▸ What you should do: Every line of the records must be repeated exactly; pictures stay out.

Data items

□ □ □ □ □ □ □

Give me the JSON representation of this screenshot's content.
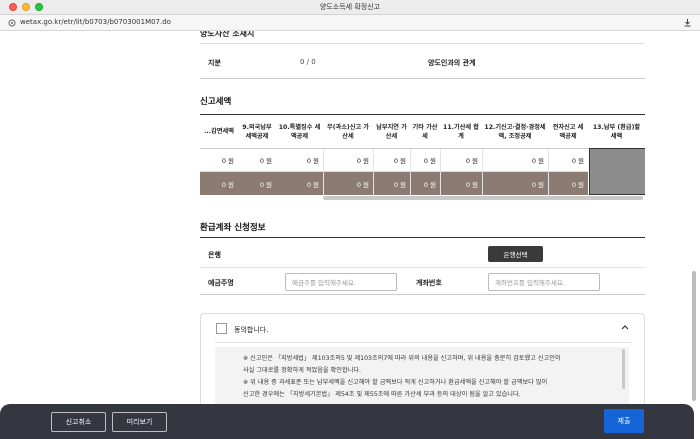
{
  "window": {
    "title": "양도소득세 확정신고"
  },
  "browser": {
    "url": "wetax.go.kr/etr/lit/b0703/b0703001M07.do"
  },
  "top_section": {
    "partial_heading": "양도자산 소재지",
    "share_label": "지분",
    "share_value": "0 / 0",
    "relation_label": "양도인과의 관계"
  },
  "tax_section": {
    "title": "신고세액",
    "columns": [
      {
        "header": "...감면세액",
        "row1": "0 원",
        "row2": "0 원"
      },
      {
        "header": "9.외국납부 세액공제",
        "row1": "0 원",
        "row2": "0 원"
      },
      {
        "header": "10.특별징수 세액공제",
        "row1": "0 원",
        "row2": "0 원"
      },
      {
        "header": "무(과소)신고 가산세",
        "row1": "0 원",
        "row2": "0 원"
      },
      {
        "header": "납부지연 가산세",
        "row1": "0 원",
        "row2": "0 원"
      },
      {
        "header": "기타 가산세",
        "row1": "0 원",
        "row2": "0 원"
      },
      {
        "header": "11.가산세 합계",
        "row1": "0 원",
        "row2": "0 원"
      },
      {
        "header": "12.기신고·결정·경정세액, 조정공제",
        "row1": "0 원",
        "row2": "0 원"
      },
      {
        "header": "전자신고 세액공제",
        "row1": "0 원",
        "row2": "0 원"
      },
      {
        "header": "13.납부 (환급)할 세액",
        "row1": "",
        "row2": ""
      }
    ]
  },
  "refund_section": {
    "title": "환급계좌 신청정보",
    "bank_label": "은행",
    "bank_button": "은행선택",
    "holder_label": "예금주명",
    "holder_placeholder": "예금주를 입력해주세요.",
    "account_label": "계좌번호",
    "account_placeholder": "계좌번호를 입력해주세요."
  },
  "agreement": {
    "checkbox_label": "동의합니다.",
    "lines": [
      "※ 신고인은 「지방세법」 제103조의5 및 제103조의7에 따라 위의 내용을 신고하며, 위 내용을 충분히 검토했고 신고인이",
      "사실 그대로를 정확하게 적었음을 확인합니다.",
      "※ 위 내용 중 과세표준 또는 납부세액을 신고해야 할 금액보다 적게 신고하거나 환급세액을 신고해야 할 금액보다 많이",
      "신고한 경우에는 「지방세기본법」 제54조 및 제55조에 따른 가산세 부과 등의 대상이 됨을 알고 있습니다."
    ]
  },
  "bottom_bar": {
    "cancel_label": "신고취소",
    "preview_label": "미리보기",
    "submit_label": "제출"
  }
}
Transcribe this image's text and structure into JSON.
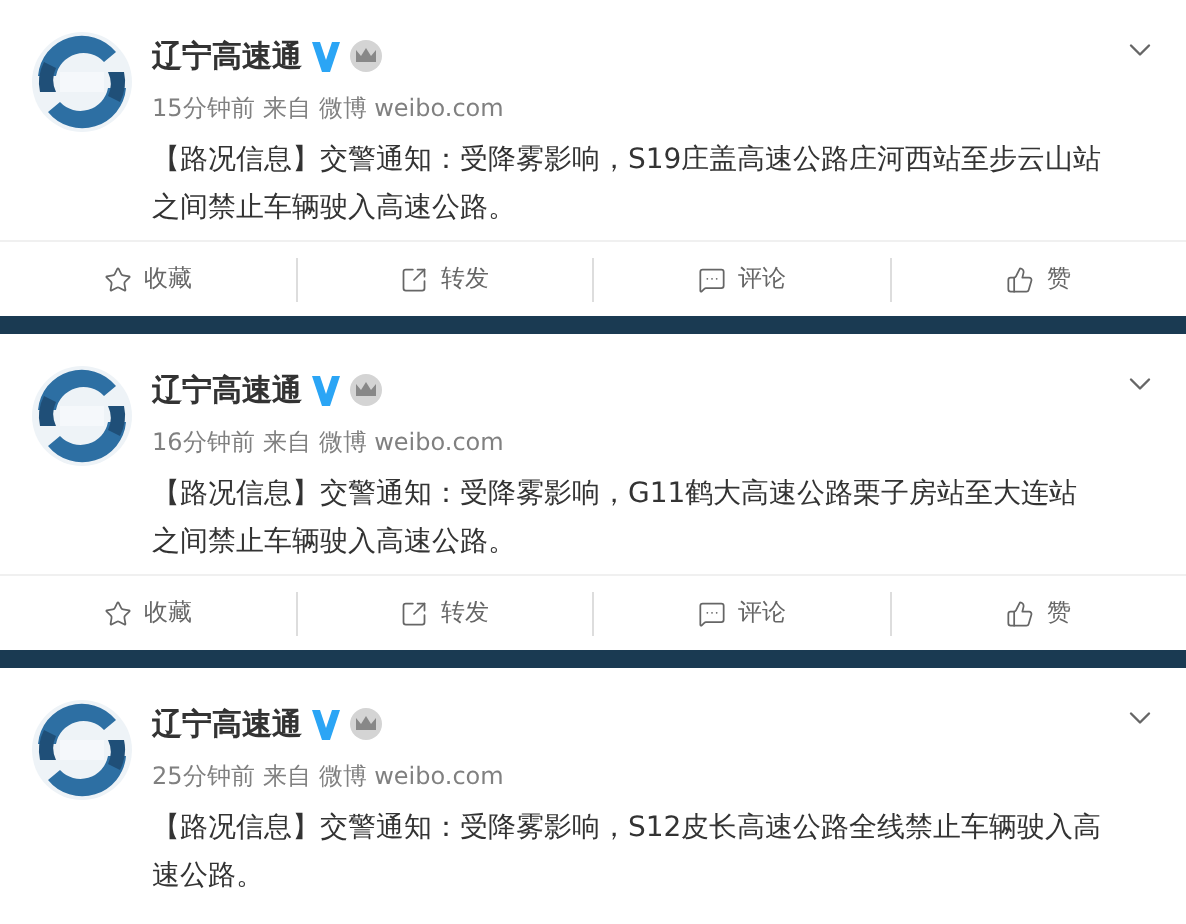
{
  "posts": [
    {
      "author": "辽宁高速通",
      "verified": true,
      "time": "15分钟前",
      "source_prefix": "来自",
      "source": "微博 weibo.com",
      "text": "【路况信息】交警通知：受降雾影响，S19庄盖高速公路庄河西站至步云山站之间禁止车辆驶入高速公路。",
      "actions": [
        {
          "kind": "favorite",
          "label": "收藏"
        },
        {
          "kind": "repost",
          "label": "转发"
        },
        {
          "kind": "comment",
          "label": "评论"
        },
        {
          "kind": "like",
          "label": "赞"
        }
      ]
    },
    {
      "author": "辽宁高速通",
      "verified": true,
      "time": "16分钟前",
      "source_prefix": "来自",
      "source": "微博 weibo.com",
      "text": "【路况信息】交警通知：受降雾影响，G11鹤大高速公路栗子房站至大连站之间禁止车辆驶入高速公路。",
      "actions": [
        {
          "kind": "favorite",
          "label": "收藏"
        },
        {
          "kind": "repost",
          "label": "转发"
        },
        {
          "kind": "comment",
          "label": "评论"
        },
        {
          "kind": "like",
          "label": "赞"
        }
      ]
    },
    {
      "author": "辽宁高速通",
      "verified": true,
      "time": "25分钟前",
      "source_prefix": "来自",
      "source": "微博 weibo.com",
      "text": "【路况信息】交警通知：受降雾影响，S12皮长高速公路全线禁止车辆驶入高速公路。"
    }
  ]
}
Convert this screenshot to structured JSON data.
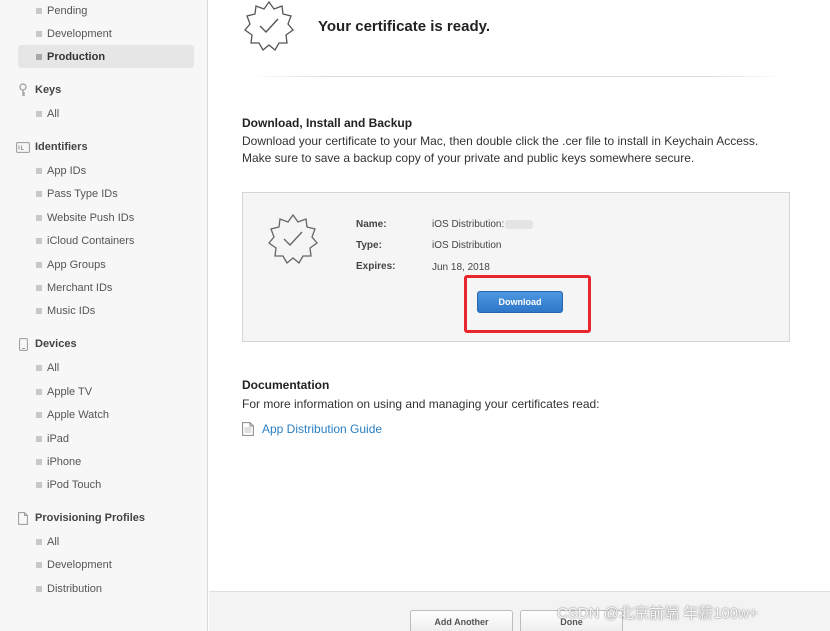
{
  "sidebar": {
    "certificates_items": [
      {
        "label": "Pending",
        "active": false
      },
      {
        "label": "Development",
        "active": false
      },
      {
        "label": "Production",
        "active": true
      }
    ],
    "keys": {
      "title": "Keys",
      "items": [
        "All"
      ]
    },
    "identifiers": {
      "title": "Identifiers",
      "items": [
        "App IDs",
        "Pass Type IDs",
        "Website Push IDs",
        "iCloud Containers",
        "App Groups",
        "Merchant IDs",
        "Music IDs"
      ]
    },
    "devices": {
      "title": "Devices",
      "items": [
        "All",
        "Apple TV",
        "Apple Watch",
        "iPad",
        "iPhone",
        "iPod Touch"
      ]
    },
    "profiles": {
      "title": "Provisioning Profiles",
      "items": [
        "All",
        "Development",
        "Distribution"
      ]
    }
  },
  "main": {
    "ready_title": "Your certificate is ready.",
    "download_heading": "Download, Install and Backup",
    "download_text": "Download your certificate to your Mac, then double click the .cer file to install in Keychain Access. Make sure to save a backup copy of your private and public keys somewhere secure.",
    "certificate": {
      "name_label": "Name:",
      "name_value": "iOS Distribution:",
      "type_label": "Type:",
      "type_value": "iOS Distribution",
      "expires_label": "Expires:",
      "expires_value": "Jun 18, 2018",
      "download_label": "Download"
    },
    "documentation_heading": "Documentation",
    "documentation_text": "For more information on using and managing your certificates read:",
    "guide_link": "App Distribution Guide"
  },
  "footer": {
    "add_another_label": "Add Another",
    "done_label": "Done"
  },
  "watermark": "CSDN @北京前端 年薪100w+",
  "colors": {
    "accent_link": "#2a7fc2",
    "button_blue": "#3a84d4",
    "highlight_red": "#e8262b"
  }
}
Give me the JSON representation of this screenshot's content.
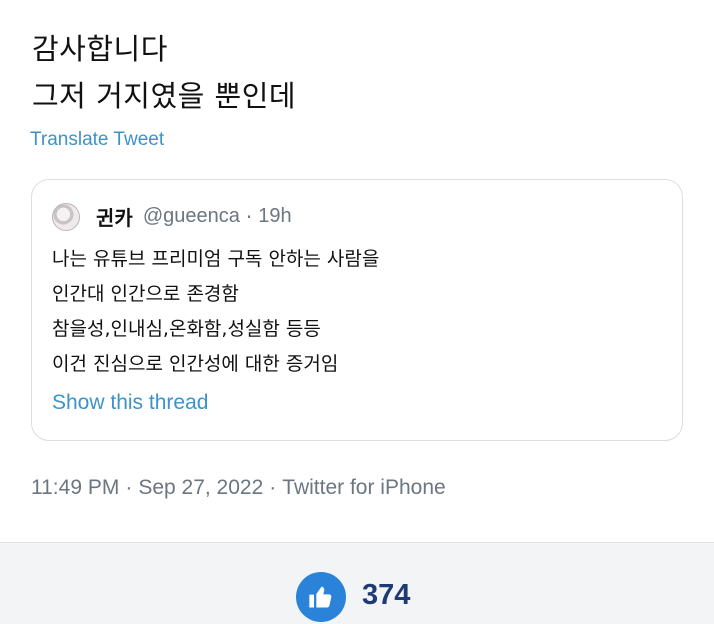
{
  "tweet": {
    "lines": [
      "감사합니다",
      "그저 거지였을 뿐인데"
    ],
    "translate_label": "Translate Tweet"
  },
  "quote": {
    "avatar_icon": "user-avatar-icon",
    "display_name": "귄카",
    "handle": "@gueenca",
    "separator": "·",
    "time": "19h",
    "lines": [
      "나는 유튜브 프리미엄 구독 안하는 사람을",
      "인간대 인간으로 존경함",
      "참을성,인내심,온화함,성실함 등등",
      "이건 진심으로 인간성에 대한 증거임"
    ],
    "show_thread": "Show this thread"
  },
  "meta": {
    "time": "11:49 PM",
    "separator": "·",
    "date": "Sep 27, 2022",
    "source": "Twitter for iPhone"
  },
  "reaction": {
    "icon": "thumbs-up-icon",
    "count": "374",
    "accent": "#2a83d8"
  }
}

□ □ □ □ □ □ □

▸ The answer:
Give me the JSON representation of this screenshot's content.
{
  "window": {
    "title": "양도소득세 확정신고"
  },
  "browser": {
    "url": "wetax.go.kr/etr/lit/b0703/b0703001M07.do"
  },
  "top_section": {
    "partial_heading": "양도자산 소재지",
    "share_label": "지분",
    "share_value": "0 / 0",
    "relation_label": "양도인과의 관계"
  },
  "tax_section": {
    "title": "신고세액",
    "columns": [
      {
        "header": "...감면세액",
        "row1": "0 원",
        "row2": "0 원"
      },
      {
        "header": "9.외국납부 세액공제",
        "row1": "0 원",
        "row2": "0 원"
      },
      {
        "header": "10.특별징수 세액공제",
        "row1": "0 원",
        "row2": "0 원"
      },
      {
        "header": "무(과소)신고 가산세",
        "row1": "0 원",
        "row2": "0 원"
      },
      {
        "header": "납부지연 가산세",
        "row1": "0 원",
        "row2": "0 원"
      },
      {
        "header": "기타 가산세",
        "row1": "0 원",
        "row2": "0 원"
      },
      {
        "header": "11.가산세 합계",
        "row1": "0 원",
        "row2": "0 원"
      },
      {
        "header": "12.기신고·결정·경정세액, 조정공제",
        "row1": "0 원",
        "row2": "0 원"
      },
      {
        "header": "전자신고 세액공제",
        "row1": "0 원",
        "row2": "0 원"
      },
      {
        "header": "13.납부 (환급)할 세액",
        "row1": "",
        "row2": ""
      }
    ]
  },
  "refund_section": {
    "title": "환급계좌 신청정보",
    "bank_label": "은행",
    "bank_button": "은행선택",
    "holder_label": "예금주명",
    "holder_placeholder": "예금주를 입력해주세요.",
    "account_label": "계좌번호",
    "account_placeholder": "계좌번호를 입력해주세요."
  },
  "agreement": {
    "checkbox_label": "동의합니다.",
    "lines": [
      "※ 신고인은 「지방세법」 제103조의5 및 제103조의7에 따라 위의 내용을 신고하며, 위 내용을 충분히 검토했고 신고인이",
      "사실 그대로를 정확하게 적었음을 확인합니다.",
      "※ 위 내용 중 과세표준 또는 납부세액을 신고해야 할 금액보다 적게 신고하거나 환급세액을 신고해야 할 금액보다 많이",
      "신고한 경우에는 「지방세기본법」 제54조 및 제55조에 따른 가산세 부과 등의 대상이 됨을 알고 있습니다."
    ]
  },
  "bottom_bar": {
    "cancel_label": "신고취소",
    "preview_label": "미리보기",
    "submit_label": "제출"
  }
}
Transcribe this image's text and structure into JSON.
{
  "posts": [
    {
      "author": "辽宁高速通",
      "verified": true,
      "time": "15分钟前",
      "source_prefix": "来自",
      "source": "微博 weibo.com",
      "text": "【路况信息】交警通知：受降雾影响，S19庄盖高速公路庄河西站至步云山站之间禁止车辆驶入高速公路。",
      "actions": [
        {
          "kind": "favorite",
          "label": "收藏"
        },
        {
          "kind": "repost",
          "label": "转发"
        },
        {
          "kind": "comment",
          "label": "评论"
        },
        {
          "kind": "like",
          "label": "赞"
        }
      ]
    },
    {
      "author": "辽宁高速通",
      "verified": true,
      "time": "16分钟前",
      "source_prefix": "来自",
      "source": "微博 weibo.com",
      "text": "【路况信息】交警通知：受降雾影响，G11鹤大高速公路栗子房站至大连站之间禁止车辆驶入高速公路。",
      "actions": [
        {
          "kind": "favorite",
          "label": "收藏"
        },
        {
          "kind": "repost",
          "label": "转发"
        },
        {
          "kind": "comment",
          "label": "评论"
        },
        {
          "kind": "like",
          "label": "赞"
        }
      ]
    },
    {
      "author": "辽宁高速通",
      "verified": true,
      "time": "25分钟前",
      "source_prefix": "来自",
      "source": "微博 weibo.com",
      "text": "【路况信息】交警通知：受降雾影响，S12皮长高速公路全线禁止车辆驶入高速公路。"
    }
  ]
}
Convert this screenshot to structured JSON data.
{
  "sidebar": {
    "certificates_items": [
      {
        "label": "Pending",
        "active": false
      },
      {
        "label": "Development",
        "active": false
      },
      {
        "label": "Production",
        "active": true
      }
    ],
    "keys": {
      "title": "Keys",
      "items": [
        "All"
      ]
    },
    "identifiers": {
      "title": "Identifiers",
      "items": [
        "App IDs",
        "Pass Type IDs",
        "Website Push IDs",
        "iCloud Containers",
        "App Groups",
        "Merchant IDs",
        "Music IDs"
      ]
    },
    "devices": {
      "title": "Devices",
      "items": [
        "All",
        "Apple TV",
        "Apple Watch",
        "iPad",
        "iPhone",
        "iPod Touch"
      ]
    },
    "profiles": {
      "title": "Provisioning Profiles",
      "items": [
        "All",
        "Development",
        "Distribution"
      ]
    }
  },
  "main": {
    "ready_title": "Your certificate is ready.",
    "download_heading": "Download, Install and Backup",
    "download_text": "Download your certificate to your Mac, then double click the .cer file to install in Keychain Access. Make sure to save a backup copy of your private and public keys somewhere secure.",
    "certificate": {
      "name_label": "Name:",
      "name_value": "iOS Distribution:",
      "type_label": "Type:",
      "type_value": "iOS Distribution",
      "expires_label": "Expires:",
      "expires_value": "Jun 18, 2018",
      "download_label": "Download"
    },
    "documentation_heading": "Documentation",
    "documentation_text": "For more information on using and managing your certificates read:",
    "guide_link": "App Distribution Guide"
  },
  "footer": {
    "add_another_label": "Add Another",
    "done_label": "Done"
  },
  "watermark": "CSDN @北京前端 年薪100w+",
  "colors": {
    "accent_link": "#2a7fc2",
    "button_blue": "#3a84d4",
    "highlight_red": "#e8262b"
  }
}
Give me the JSON representation of this screenshot's content.
{
  "tweet": {
    "lines": [
      "감사합니다",
      "그저 거지였을 뿐인데"
    ],
    "translate_label": "Translate Tweet"
  },
  "quote": {
    "avatar_icon": "user-avatar-icon",
    "display_name": "귄카",
    "handle": "@gueenca",
    "separator": "·",
    "time": "19h",
    "lines": [
      "나는 유튜브 프리미엄 구독 안하는 사람을",
      "인간대 인간으로 존경함",
      "참을성,인내심,온화함,성실함 등등",
      "이건 진심으로 인간성에 대한 증거임"
    ],
    "show_thread": "Show this thread"
  },
  "meta": {
    "time": "11:49 PM",
    "separator": "·",
    "date": "Sep 27, 2022",
    "source": "Twitter for iPhone"
  },
  "reaction": {
    "icon": "thumbs-up-icon",
    "count": "374",
    "accent": "#2a83d8"
  }
}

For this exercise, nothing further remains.